**Exercise**
Restate the entire listing word for word.

**Entries supplied**
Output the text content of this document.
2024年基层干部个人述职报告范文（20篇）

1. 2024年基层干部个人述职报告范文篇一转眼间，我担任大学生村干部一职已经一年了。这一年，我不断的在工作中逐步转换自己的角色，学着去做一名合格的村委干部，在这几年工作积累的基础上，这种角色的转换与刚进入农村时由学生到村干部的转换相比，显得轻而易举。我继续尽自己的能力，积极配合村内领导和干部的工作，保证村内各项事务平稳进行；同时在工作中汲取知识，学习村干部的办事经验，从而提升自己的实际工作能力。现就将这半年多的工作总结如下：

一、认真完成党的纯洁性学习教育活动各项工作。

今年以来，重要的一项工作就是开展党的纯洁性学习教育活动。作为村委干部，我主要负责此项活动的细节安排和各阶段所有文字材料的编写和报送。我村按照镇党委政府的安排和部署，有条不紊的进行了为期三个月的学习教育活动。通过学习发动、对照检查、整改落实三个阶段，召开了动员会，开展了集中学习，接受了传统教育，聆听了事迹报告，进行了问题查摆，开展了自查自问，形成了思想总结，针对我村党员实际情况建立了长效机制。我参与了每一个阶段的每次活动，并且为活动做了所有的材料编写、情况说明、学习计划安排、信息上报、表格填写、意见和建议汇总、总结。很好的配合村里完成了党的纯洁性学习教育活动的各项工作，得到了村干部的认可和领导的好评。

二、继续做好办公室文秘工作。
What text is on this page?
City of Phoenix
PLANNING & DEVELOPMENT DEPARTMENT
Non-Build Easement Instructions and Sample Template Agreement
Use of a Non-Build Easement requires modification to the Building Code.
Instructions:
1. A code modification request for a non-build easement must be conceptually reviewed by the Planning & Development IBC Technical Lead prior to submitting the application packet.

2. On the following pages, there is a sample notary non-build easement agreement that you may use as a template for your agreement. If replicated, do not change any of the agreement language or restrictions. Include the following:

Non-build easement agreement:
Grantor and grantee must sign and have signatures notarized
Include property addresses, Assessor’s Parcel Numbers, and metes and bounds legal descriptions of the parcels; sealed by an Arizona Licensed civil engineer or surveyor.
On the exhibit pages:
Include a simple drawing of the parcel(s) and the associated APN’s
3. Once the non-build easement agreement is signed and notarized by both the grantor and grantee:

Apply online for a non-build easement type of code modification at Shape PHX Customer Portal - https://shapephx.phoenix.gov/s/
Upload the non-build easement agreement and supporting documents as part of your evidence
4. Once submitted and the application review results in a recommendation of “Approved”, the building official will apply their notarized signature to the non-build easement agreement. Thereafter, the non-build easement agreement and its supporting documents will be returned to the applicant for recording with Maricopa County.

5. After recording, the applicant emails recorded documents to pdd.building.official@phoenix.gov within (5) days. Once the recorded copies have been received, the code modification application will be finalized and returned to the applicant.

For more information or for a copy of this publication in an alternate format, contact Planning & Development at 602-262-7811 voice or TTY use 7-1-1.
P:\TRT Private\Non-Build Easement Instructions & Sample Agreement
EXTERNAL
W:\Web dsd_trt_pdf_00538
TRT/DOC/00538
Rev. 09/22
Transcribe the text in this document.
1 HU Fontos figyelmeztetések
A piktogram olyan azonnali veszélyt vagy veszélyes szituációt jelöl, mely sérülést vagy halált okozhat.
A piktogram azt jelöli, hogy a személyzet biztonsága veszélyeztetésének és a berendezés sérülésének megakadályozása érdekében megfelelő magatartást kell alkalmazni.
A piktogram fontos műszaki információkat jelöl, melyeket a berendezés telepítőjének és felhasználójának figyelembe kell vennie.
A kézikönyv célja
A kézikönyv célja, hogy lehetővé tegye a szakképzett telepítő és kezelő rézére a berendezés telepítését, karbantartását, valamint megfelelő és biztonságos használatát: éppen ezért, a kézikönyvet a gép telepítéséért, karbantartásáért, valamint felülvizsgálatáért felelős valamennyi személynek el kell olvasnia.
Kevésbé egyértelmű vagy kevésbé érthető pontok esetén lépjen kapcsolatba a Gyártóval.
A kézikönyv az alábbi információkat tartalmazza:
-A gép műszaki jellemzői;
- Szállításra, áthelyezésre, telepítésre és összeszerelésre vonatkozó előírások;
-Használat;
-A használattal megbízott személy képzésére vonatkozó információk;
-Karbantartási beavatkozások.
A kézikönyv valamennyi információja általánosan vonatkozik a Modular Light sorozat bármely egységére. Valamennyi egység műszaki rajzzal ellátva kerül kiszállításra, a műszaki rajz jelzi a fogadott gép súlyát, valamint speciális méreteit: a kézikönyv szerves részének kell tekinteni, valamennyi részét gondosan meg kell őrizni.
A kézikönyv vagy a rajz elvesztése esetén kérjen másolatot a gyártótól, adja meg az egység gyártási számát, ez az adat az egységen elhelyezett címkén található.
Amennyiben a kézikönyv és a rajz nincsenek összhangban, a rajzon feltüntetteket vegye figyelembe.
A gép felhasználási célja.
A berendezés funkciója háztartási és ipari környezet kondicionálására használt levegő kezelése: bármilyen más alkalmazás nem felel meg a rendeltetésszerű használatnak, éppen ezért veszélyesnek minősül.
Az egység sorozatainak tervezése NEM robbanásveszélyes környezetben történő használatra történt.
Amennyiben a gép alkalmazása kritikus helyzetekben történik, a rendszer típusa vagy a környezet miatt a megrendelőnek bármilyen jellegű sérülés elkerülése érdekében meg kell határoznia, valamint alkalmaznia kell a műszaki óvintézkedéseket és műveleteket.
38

**Correct output**
Output the text content of this document.
2024年基层干部个人述职报告范文（20篇）

1. 2024年基层干部个人述职报告范文篇一转眼间，我担任大学生村干部一职已经一年了。这一年，我不断的在工作中逐步转换自己的角色，学着去做一名合格的村委干部，在这几年工作积累的基础上，这种角色的转换与刚进入农村时由学生到村干部的转换相比，显得轻而易举。我继续尽自己的能力，积极配合村内领导和干部的工作，保证村内各项事务平稳进行；同时在工作中汲取知识，学习村干部的办事经验，从而提升自己的实际工作能力。现就将这半年多的工作总结如下：

一、认真完成党的纯洁性学习教育活动各项工作。

今年以来，重要的一项工作就是开展党的纯洁性学习教育活动。作为村委干部，我主要负责此项活动的细节安排和各阶段所有文字材料的编写和报送。我村按照镇党委政府的安排和部署，有条不紊的进行了为期三个月的学习教育活动。通过学习发动、对照检查、整改落实三个阶段，召开了动员会，开展了集中学习，接受了传统教育，聆听了事迹报告，进行了问题查摆，开展了自查自问，形成了思想总结，针对我村党员实际情况建立了长效机制。我参与了每一个阶段的每次活动，并且为活动做了所有的材料编写、情况说明、学习计划安排、信息上报、表格填写、意见和建议汇总、总结。很好的配合村里完成了党的纯洁性学习教育活动的各项工作，得到了村干部的认可和领导的好评。

二、继续做好办公室文秘工作。
What text is on this page?
City of Phoenix
PLANNING & DEVELOPMENT DEPARTMENT
Non-Build Easement Instructions and Sample Template Agreement
Use of a Non-Build Easement requires modification to the Building Code.
Instructions:
1. A code modification request for a non-build easement must be conceptually reviewed by the Planning & Development IBC Technical Lead prior to submitting the application packet.

2. On the following pages, there is a sample notary non-build easement agreement that you may use as a template for your agreement. If replicated, do not change any of the agreement language or restrictions. Include the following:

Non-build easement agreement:
Grantor and grantee must sign and have signatures notarized
Include property addresses, Assessor’s Parcel Numbers, and metes and bounds legal descriptions of the parcels; sealed by an Arizona Licensed civil engineer or surveyor.
On the exhibit pages:
Include a simple drawing of the parcel(s) and the associated APN’s
3. Once the non-build easement agreement is signed and notarized by both the grantor and grantee:

Apply online for a non-build easement type of code modification at Shape PHX Customer Portal - https://shapephx.phoenix.gov/s/
Upload the non-build easement agreement and supporting documents as part of your evidence
4. Once submitted and the application review results in a recommendation of “Approved”, the building official will apply their notarized signature to the non-build easement agreement. Thereafter, the non-build easement agreement and its supporting documents will be returned to the applicant for recording with Maricopa County.

5. After recording, the applicant emails recorded documents to pdd.building.official@phoenix.gov within (5) days. Once the recorded copies have been received, the code modification application will be finalized and returned to the applicant.

For more information or for a copy of this publication in an alternate format, contact Planning & Development at 602-262-7811 voice or TTY use 7-1-1.
P:\TRT Private\Non-Build Easement Instructions & Sample Agreement
EXTERNAL
W:\Web dsd_trt_pdf_00538
TRT/DOC/00538
Rev. 09/22
Transcribe the text in this document.
1 HU Fontos figyelmeztetések
A piktogram olyan azonnali veszélyt vagy veszélyes szituációt jelöl, mely sérülést vagy halált okozhat.
A piktogram azt jelöli, hogy a személyzet biztonsága veszélyeztetésének és a berendezés sérülésének megakadályozása érdekében megfelelő magatartást kell alkalmazni.
A piktogram fontos műszaki információkat jelöl, melyeket a berendezés telepítőjének és felhasználójának figyelembe kell vennie.
A kézikönyv célja
A kézikönyv célja, hogy lehetővé tegye a szakképzett telepítő és kezelő rézére a berendezés telepítését, karbantartását, valamint megfelelő és biztonságos használatát: éppen ezért, a kézikönyvet a gép telepítéséért, karbantartásáért, valamint felülvizsgálatáért felelős valamennyi személynek el kell olvasnia.
Kevésbé egyértelmű vagy kevésbé érthető pontok esetén lépjen kapcsolatba a Gyártóval.
A kézikönyv az alábbi információkat tartalmazza:
-A gép műszaki jellemzői;
- Szállításra, áthelyezésre, telepítésre és összeszerelésre vonatkozó előírások;
-Használat;
-A használattal megbízott személy képzésére vonatkozó információk;
-Karbantartási beavatkozások.
A kézikönyv valamennyi információja általánosan vonatkozik a Modular Light sorozat bármely egységére. Valamennyi egység műszaki rajzzal ellátva kerül kiszállításra, a műszaki rajz jelzi a fogadott gép súlyát, valamint speciális méreteit: a kézikönyv szerves részének kell tekinteni, valamennyi részét gondosan meg kell őrizni.
A kézikönyv vagy a rajz elvesztése esetén kérjen másolatot a gyártótól, adja meg az egység gyártási számát, ez az adat az egységen elhelyezett címkén található.
Amennyiben a kézikönyv és a rajz nincsenek összhangban, a rajzon feltüntetteket vegye figyelembe.
A gép felhasználási célja.
A berendezés funkciója háztartási és ipari környezet kondicionálására használt levegő kezelése: bármilyen más alkalmazás nem felel meg a rendeltetésszerű használatnak, éppen ezért veszélyesnek minősül.
Az egység sorozatainak tervezése NEM robbanásveszélyes környezetben történő használatra történt.
Amennyiben a gép alkalmazása kritikus helyzetekben történik, a rendszer típusa vagy a környezet miatt a megrendelőnek bármilyen jellegű sérülés elkerülése érdekében meg kell határoznia, valamint alkalmaznia kell a műszaki óvintézkedéseket és műveleteket.
38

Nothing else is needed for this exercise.